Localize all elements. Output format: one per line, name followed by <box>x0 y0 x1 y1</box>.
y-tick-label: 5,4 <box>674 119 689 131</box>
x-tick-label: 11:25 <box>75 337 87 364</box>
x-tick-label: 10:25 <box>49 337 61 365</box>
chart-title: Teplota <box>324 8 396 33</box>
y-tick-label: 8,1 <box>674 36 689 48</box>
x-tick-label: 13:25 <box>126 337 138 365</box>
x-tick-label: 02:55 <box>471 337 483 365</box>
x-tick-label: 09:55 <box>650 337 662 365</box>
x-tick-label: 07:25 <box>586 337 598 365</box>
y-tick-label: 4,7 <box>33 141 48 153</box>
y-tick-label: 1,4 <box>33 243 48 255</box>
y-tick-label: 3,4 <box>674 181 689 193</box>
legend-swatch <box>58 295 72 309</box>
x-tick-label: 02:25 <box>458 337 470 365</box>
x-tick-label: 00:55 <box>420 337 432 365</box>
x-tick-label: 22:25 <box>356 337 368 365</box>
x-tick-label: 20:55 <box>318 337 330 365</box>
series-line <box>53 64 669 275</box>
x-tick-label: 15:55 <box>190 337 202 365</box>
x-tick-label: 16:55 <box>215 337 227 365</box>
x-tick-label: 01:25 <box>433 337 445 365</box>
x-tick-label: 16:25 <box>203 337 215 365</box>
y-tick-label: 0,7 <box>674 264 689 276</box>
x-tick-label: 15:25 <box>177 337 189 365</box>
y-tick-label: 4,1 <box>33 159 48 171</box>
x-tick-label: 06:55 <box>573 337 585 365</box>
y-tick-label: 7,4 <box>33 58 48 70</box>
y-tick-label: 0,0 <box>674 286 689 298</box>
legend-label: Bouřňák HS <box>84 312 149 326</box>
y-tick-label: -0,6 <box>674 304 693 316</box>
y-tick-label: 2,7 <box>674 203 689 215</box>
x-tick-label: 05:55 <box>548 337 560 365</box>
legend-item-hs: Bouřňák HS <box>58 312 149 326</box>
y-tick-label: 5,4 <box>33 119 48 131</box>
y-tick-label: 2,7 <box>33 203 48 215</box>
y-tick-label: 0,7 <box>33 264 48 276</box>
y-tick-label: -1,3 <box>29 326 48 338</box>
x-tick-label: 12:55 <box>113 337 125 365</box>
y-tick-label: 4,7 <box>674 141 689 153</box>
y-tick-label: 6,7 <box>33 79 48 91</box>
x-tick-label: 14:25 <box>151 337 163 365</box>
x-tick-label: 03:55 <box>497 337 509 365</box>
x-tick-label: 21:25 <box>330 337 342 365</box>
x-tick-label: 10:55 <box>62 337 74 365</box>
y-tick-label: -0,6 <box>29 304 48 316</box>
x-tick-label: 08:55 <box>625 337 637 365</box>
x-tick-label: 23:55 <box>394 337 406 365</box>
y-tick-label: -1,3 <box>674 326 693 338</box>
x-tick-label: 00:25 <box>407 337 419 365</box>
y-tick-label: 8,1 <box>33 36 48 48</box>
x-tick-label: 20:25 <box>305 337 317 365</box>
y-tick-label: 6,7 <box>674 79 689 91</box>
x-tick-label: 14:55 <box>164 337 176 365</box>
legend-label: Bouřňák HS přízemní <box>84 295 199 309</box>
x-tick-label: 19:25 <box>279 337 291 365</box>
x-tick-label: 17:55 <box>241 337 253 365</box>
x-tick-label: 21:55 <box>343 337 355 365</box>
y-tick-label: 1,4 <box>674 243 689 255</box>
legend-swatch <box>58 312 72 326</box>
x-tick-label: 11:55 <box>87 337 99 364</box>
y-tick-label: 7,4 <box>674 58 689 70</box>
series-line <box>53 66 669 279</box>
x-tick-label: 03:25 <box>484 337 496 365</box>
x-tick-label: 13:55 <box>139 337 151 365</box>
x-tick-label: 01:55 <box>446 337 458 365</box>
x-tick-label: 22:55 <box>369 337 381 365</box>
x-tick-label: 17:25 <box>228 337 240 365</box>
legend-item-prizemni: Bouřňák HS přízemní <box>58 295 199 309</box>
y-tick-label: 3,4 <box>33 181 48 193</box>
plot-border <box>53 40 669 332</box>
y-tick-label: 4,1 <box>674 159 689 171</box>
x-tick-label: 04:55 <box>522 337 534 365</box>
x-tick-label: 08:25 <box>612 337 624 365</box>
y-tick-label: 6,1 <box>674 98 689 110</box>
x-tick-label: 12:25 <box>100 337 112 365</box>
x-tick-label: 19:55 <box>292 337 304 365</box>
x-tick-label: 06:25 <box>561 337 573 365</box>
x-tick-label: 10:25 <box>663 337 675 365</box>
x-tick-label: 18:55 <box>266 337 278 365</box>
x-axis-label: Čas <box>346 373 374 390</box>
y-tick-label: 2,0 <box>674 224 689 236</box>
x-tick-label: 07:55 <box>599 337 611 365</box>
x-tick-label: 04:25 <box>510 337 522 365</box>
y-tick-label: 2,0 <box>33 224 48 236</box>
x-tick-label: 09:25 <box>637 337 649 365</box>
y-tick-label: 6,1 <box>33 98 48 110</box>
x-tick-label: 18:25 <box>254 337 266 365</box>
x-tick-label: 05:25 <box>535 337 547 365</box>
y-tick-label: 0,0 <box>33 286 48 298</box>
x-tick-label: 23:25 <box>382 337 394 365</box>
※
» Set task: Can you return every row above, with each character unchanged?

» Solution below:
Localize all elements. Output format: one per line, name followed by <box>x0 y0 x1 y1</box>.
y-tick-label: 5,4 <box>674 119 689 131</box>
x-tick-label: 11:25 <box>75 337 87 364</box>
x-tick-label: 10:25 <box>49 337 61 365</box>
chart-title: Teplota <box>324 8 396 33</box>
y-tick-label: 8,1 <box>674 36 689 48</box>
x-tick-label: 13:25 <box>126 337 138 365</box>
x-tick-label: 02:55 <box>471 337 483 365</box>
x-tick-label: 09:55 <box>650 337 662 365</box>
x-tick-label: 07:25 <box>586 337 598 365</box>
y-tick-label: 4,7 <box>33 141 48 153</box>
y-tick-label: 1,4 <box>33 243 48 255</box>
y-tick-label: 3,4 <box>674 181 689 193</box>
legend-swatch <box>58 295 72 309</box>
x-tick-label: 02:25 <box>458 337 470 365</box>
x-tick-label: 00:55 <box>420 337 432 365</box>
x-tick-label: 22:25 <box>356 337 368 365</box>
x-tick-label: 20:55 <box>318 337 330 365</box>
series-line <box>53 64 669 275</box>
x-tick-label: 15:55 <box>190 337 202 365</box>
x-tick-label: 16:55 <box>215 337 227 365</box>
x-tick-label: 01:25 <box>433 337 445 365</box>
x-tick-label: 16:25 <box>203 337 215 365</box>
y-tick-label: 0,7 <box>674 264 689 276</box>
x-tick-label: 15:25 <box>177 337 189 365</box>
y-tick-label: 4,1 <box>33 159 48 171</box>
x-tick-label: 06:55 <box>573 337 585 365</box>
y-tick-label: 7,4 <box>33 58 48 70</box>
y-tick-label: 0,0 <box>674 286 689 298</box>
legend-label: Bouřňák HS <box>84 312 149 326</box>
y-tick-label: -0,6 <box>674 304 693 316</box>
y-tick-label: 2,7 <box>674 203 689 215</box>
x-tick-label: 05:55 <box>548 337 560 365</box>
legend-item-hs: Bouřňák HS <box>58 312 149 326</box>
y-tick-label: 5,4 <box>33 119 48 131</box>
y-tick-label: 2,7 <box>33 203 48 215</box>
y-tick-label: 0,7 <box>33 264 48 276</box>
y-tick-label: -1,3 <box>29 326 48 338</box>
x-tick-label: 12:55 <box>113 337 125 365</box>
y-tick-label: 4,7 <box>674 141 689 153</box>
y-tick-label: 6,7 <box>33 79 48 91</box>
x-tick-label: 14:25 <box>151 337 163 365</box>
x-tick-label: 03:55 <box>497 337 509 365</box>
x-tick-label: 21:25 <box>330 337 342 365</box>
x-tick-label: 10:55 <box>62 337 74 365</box>
y-tick-label: -0,6 <box>29 304 48 316</box>
x-tick-label: 08:55 <box>625 337 637 365</box>
x-tick-label: 23:55 <box>394 337 406 365</box>
y-tick-label: -1,3 <box>674 326 693 338</box>
x-tick-label: 00:25 <box>407 337 419 365</box>
y-tick-label: 8,1 <box>33 36 48 48</box>
x-tick-label: 20:25 <box>305 337 317 365</box>
y-tick-label: 6,7 <box>674 79 689 91</box>
x-tick-label: 14:55 <box>164 337 176 365</box>
legend-label: Bouřňák HS přízemní <box>84 295 199 309</box>
x-tick-label: 19:25 <box>279 337 291 365</box>
x-tick-label: 17:55 <box>241 337 253 365</box>
x-tick-label: 21:55 <box>343 337 355 365</box>
y-tick-label: 1,4 <box>674 243 689 255</box>
legend-swatch <box>58 312 72 326</box>
x-tick-label: 11:55 <box>87 337 99 364</box>
y-tick-label: 7,4 <box>674 58 689 70</box>
series-line <box>53 66 669 279</box>
x-tick-label: 03:25 <box>484 337 496 365</box>
x-tick-label: 13:55 <box>139 337 151 365</box>
x-tick-label: 01:55 <box>446 337 458 365</box>
x-tick-label: 22:55 <box>369 337 381 365</box>
x-tick-label: 17:25 <box>228 337 240 365</box>
legend-item-prizemni: Bouřňák HS přízemní <box>58 295 199 309</box>
y-tick-label: 3,4 <box>33 181 48 193</box>
plot-border <box>53 40 669 332</box>
y-tick-label: 4,1 <box>674 159 689 171</box>
x-tick-label: 04:55 <box>522 337 534 365</box>
x-tick-label: 08:25 <box>612 337 624 365</box>
y-tick-label: 6,1 <box>674 98 689 110</box>
x-tick-label: 12:25 <box>100 337 112 365</box>
x-tick-label: 19:55 <box>292 337 304 365</box>
x-tick-label: 06:25 <box>561 337 573 365</box>
x-tick-label: 10:25 <box>663 337 675 365</box>
x-tick-label: 18:55 <box>266 337 278 365</box>
x-axis-label: Čas <box>346 373 374 390</box>
y-tick-label: 2,0 <box>674 224 689 236</box>
x-tick-label: 07:55 <box>599 337 611 365</box>
x-tick-label: 04:25 <box>510 337 522 365</box>
y-tick-label: 2,0 <box>33 224 48 236</box>
x-tick-label: 09:25 <box>637 337 649 365</box>
y-tick-label: 6,1 <box>33 98 48 110</box>
x-tick-label: 18:25 <box>254 337 266 365</box>
x-tick-label: 05:25 <box>535 337 547 365</box>
y-tick-label: 0,0 <box>33 286 48 298</box>
x-tick-label: 23:25 <box>382 337 394 365</box>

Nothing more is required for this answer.